Please reproduce every one of the records below line for line, without any changes.

(Listings of boxed layout entries)
###

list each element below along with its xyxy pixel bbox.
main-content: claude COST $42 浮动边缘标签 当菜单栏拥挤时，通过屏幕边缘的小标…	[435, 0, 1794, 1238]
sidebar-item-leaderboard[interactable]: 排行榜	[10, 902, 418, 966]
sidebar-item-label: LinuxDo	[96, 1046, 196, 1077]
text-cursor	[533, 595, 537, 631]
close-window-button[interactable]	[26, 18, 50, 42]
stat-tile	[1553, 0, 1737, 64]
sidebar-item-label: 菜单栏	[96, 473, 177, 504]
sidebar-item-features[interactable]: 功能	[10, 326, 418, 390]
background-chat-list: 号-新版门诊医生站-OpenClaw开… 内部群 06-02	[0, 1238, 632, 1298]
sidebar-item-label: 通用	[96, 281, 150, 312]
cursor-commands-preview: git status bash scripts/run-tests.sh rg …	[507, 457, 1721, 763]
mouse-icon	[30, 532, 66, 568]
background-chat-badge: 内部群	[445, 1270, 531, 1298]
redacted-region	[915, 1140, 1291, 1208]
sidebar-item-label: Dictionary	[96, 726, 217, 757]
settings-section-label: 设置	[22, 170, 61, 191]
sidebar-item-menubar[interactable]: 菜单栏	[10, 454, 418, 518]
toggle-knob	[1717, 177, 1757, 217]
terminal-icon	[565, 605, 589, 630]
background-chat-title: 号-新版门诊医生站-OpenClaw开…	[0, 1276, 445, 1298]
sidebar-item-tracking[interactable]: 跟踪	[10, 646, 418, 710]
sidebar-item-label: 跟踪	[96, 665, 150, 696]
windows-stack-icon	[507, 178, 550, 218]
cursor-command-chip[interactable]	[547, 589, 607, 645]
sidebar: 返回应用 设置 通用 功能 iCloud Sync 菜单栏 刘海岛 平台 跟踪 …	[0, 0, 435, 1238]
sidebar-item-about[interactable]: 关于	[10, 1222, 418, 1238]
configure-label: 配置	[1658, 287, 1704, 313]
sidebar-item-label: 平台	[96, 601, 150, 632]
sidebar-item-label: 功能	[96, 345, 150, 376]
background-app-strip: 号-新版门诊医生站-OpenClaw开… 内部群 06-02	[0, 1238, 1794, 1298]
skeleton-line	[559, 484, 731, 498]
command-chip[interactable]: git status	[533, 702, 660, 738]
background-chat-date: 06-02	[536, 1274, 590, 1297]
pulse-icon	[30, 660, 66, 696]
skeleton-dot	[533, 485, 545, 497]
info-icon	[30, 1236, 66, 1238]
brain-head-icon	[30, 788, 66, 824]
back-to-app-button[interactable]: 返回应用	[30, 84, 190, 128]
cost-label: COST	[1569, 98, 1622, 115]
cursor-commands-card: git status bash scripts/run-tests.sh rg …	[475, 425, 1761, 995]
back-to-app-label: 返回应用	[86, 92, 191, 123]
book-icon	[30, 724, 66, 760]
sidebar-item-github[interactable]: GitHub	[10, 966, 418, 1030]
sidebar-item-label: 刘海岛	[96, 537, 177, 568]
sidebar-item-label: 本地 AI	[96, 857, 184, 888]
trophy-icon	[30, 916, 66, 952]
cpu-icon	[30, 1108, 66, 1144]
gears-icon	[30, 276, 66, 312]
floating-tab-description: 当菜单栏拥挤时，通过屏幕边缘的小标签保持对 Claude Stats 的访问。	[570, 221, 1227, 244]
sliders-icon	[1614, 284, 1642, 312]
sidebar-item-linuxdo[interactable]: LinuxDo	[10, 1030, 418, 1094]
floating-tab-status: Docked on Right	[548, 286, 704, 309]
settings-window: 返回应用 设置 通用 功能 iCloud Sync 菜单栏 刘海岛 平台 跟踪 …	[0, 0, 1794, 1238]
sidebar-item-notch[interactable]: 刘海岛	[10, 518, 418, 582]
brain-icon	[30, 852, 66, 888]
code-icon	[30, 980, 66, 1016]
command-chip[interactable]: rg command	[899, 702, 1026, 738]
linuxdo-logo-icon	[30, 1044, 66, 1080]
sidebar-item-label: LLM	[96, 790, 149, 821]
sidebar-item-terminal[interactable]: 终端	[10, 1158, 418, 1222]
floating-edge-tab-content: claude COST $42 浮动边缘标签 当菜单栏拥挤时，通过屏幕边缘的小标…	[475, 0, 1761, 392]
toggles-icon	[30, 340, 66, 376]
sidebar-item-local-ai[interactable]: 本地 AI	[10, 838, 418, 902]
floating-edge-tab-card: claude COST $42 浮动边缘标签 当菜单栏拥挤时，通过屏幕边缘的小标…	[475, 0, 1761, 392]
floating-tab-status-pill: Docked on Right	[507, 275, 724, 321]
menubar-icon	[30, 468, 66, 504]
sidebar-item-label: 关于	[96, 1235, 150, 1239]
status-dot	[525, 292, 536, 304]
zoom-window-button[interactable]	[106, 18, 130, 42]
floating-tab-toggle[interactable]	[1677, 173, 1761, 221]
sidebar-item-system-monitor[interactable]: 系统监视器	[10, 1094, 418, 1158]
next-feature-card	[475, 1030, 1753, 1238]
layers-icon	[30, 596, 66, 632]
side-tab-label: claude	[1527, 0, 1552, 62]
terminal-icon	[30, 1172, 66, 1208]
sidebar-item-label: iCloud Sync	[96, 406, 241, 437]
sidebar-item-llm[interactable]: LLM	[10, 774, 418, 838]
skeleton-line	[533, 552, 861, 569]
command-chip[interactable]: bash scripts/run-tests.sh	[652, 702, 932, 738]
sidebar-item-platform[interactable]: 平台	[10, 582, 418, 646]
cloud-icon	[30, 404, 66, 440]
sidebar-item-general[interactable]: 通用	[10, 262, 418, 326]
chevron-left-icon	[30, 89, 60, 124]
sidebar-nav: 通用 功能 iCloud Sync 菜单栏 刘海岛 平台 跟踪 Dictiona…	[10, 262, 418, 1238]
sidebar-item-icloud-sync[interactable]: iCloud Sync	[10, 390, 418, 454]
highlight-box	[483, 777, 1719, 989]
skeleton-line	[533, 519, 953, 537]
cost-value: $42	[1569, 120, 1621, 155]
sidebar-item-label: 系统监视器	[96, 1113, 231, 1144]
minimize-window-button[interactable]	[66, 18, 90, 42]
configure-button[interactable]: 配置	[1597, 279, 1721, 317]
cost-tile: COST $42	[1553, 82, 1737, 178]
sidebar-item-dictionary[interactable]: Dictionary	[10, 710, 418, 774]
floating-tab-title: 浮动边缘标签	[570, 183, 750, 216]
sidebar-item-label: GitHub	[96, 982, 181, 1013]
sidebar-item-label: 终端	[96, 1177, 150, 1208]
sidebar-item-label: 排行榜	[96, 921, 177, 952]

###

▶ _TASK RESPONSE_:
list each element below along with its xyxy pixel bbox.
main-content: claude COST $42 浮动边缘标签 当菜单栏拥挤时，通过屏幕边缘的小标…	[435, 0, 1794, 1238]
sidebar-item-leaderboard[interactable]: 排行榜	[10, 902, 418, 966]
sidebar-item-label: LinuxDo	[96, 1046, 196, 1077]
text-cursor	[533, 595, 537, 631]
close-window-button[interactable]	[26, 18, 50, 42]
stat-tile	[1553, 0, 1737, 64]
sidebar-item-label: 菜单栏	[96, 473, 177, 504]
sidebar-item-features[interactable]: 功能	[10, 326, 418, 390]
background-chat-list: 号-新版门诊医生站-OpenClaw开… 内部群 06-02	[0, 1238, 632, 1298]
sidebar-item-label: 通用	[96, 281, 150, 312]
cursor-commands-preview: git status bash scripts/run-tests.sh rg …	[507, 457, 1721, 763]
mouse-icon	[30, 532, 66, 568]
background-chat-badge: 内部群	[445, 1270, 531, 1298]
redacted-region	[915, 1140, 1291, 1208]
sidebar-item-label: Dictionary	[96, 726, 217, 757]
settings-section-label: 设置	[22, 170, 61, 191]
sidebar-item-menubar[interactable]: 菜单栏	[10, 454, 418, 518]
toggle-knob	[1717, 177, 1757, 217]
terminal-icon	[565, 605, 589, 630]
background-chat-title: 号-新版门诊医生站-OpenClaw开…	[0, 1276, 445, 1298]
sidebar-item-tracking[interactable]: 跟踪	[10, 646, 418, 710]
sidebar-item-label: 跟踪	[96, 665, 150, 696]
windows-stack-icon	[507, 178, 550, 218]
cursor-command-chip[interactable]	[547, 589, 607, 645]
sidebar: 返回应用 设置 通用 功能 iCloud Sync 菜单栏 刘海岛 平台 跟踪 …	[0, 0, 435, 1238]
sidebar-item-about[interactable]: 关于	[10, 1222, 418, 1238]
configure-label: 配置	[1658, 287, 1704, 313]
sidebar-item-label: 平台	[96, 601, 150, 632]
sidebar-item-label: 功能	[96, 345, 150, 376]
background-app-strip: 号-新版门诊医生站-OpenClaw开… 内部群 06-02	[0, 1238, 1794, 1298]
skeleton-line	[559, 484, 731, 498]
command-chip[interactable]: git status	[533, 702, 660, 738]
background-chat-date: 06-02	[536, 1274, 590, 1297]
pulse-icon	[30, 660, 66, 696]
skeleton-dot	[533, 485, 545, 497]
info-icon	[30, 1236, 66, 1238]
brain-head-icon	[30, 788, 66, 824]
back-to-app-button[interactable]: 返回应用	[30, 84, 190, 128]
cost-label: COST	[1569, 98, 1622, 115]
cursor-commands-card: git status bash scripts/run-tests.sh rg …	[475, 425, 1761, 995]
back-to-app-label: 返回应用	[86, 92, 191, 123]
book-icon	[30, 724, 66, 760]
sidebar-item-github[interactable]: GitHub	[10, 966, 418, 1030]
sidebar-item-label: 刘海岛	[96, 537, 177, 568]
sidebar-item-label: 本地 AI	[96, 857, 184, 888]
trophy-icon	[30, 916, 66, 952]
cpu-icon	[30, 1108, 66, 1144]
gears-icon	[30, 276, 66, 312]
floating-tab-description: 当菜单栏拥挤时，通过屏幕边缘的小标签保持对 Claude Stats 的访问。	[570, 221, 1227, 244]
sliders-icon	[1614, 284, 1642, 312]
sidebar-item-linuxdo[interactable]: LinuxDo	[10, 1030, 418, 1094]
floating-tab-status: Docked on Right	[548, 286, 704, 309]
settings-window: 返回应用 设置 通用 功能 iCloud Sync 菜单栏 刘海岛 平台 跟踪 …	[0, 0, 1794, 1238]
sidebar-item-notch[interactable]: 刘海岛	[10, 518, 418, 582]
brain-icon	[30, 852, 66, 888]
code-icon	[30, 980, 66, 1016]
command-chip[interactable]: rg command	[899, 702, 1026, 738]
linuxdo-logo-icon	[30, 1044, 66, 1080]
sidebar-item-label: LLM	[96, 790, 149, 821]
sidebar-item-terminal[interactable]: 终端	[10, 1158, 418, 1222]
floating-edge-tab-content: claude COST $42 浮动边缘标签 当菜单栏拥挤时，通过屏幕边缘的小标…	[475, 0, 1761, 392]
toggles-icon	[30, 340, 66, 376]
sidebar-item-local-ai[interactable]: 本地 AI	[10, 838, 418, 902]
floating-edge-tab-card: claude COST $42 浮动边缘标签 当菜单栏拥挤时，通过屏幕边缘的小标…	[475, 0, 1761, 392]
floating-tab-status-pill: Docked on Right	[507, 275, 724, 321]
menubar-icon	[30, 468, 66, 504]
sidebar-item-label: 关于	[96, 1235, 150, 1239]
status-dot	[525, 292, 536, 304]
zoom-window-button[interactable]	[106, 18, 130, 42]
floating-tab-toggle[interactable]	[1677, 173, 1761, 221]
sidebar-item-system-monitor[interactable]: 系统监视器	[10, 1094, 418, 1158]
next-feature-card	[475, 1030, 1753, 1238]
layers-icon	[30, 596, 66, 632]
side-tab-label: claude	[1527, 0, 1552, 62]
terminal-icon	[30, 1172, 66, 1208]
sidebar-item-label: iCloud Sync	[96, 406, 241, 437]
sidebar-item-llm[interactable]: LLM	[10, 774, 418, 838]
skeleton-line	[533, 552, 861, 569]
command-chip[interactable]: bash scripts/run-tests.sh	[652, 702, 932, 738]
sidebar-item-platform[interactable]: 平台	[10, 582, 418, 646]
cloud-icon	[30, 404, 66, 440]
sidebar-item-general[interactable]: 通用	[10, 262, 418, 326]
chevron-left-icon	[30, 89, 60, 124]
sidebar-nav: 通用 功能 iCloud Sync 菜单栏 刘海岛 平台 跟踪 Dictiona…	[10, 262, 418, 1238]
sidebar-item-icloud-sync[interactable]: iCloud Sync	[10, 390, 418, 454]
highlight-box	[483, 777, 1719, 989]
skeleton-line	[533, 519, 953, 537]
cost-value: $42	[1569, 120, 1621, 155]
sidebar-item-label: 系统监视器	[96, 1113, 231, 1144]
minimize-window-button[interactable]	[66, 18, 90, 42]
configure-button[interactable]: 配置	[1597, 279, 1721, 317]
cost-tile: COST $42	[1553, 82, 1737, 178]
sidebar-item-dictionary[interactable]: Dictionary	[10, 710, 418, 774]
floating-tab-title: 浮动边缘标签	[570, 183, 750, 216]
sidebar-item-label: GitHub	[96, 982, 181, 1013]
sidebar-item-label: 终端	[96, 1177, 150, 1208]
sidebar-item-label: 排行榜	[96, 921, 177, 952]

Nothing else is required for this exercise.